Repeat the listing in full. Nothing may be added or left out.

### Supplied data
◆ ◆ ◆ ◆
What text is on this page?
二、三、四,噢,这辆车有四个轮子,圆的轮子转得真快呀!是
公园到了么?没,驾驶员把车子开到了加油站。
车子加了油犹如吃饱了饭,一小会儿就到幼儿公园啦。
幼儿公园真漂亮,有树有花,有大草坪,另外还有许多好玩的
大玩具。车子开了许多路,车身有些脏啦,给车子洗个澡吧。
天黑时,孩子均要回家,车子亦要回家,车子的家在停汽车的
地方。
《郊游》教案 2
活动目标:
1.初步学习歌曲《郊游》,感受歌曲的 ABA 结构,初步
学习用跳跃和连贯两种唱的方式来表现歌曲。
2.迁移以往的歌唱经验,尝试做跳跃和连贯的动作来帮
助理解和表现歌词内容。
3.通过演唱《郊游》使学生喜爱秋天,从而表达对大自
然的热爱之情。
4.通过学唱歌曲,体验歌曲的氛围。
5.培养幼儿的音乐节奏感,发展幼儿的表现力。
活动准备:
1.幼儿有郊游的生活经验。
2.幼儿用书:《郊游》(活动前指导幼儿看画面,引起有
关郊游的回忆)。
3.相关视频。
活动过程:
◆ ◆ ◆ ◆
### Solution to this problem
What text is on this page?
二、三、四,噢,这辆车有四个轮子,圆的轮子转得真快呀!是
公园到了么?没,驾驶员把车子开到了加油站。
车子加了油犹如吃饱了饭,一小会儿就到幼儿公园啦。
幼儿公园真漂亮,有树有花,有大草坪,另外还有许多好玩的
大玩具。车子开了许多路,车身有些脏啦,给车子洗个澡吧。
天黑时,孩子均要回家,车子亦要回家,车子的家在停汽车的
地方。
《郊游》教案 2
活动目标:
1.初步学习歌曲《郊游》,感受歌曲的 ABA 结构,初步
学习用跳跃和连贯两种唱的方式来表现歌曲。
2.迁移以往的歌唱经验,尝试做跳跃和连贯的动作来帮
助理解和表现歌词内容。
3.通过演唱《郊游》使学生喜爱秋天,从而表达对大自
然的热爱之情。
4.通过学唱歌曲,体验歌曲的氛围。
5.培养幼儿的音乐节奏感,发展幼儿的表现力。
活动准备:
1.幼儿有郊游的生活经验。
2.幼儿用书:《郊游》(活动前指导幼儿看画面,引起有
关郊游的回忆)。
3.相关视频。
活动过程:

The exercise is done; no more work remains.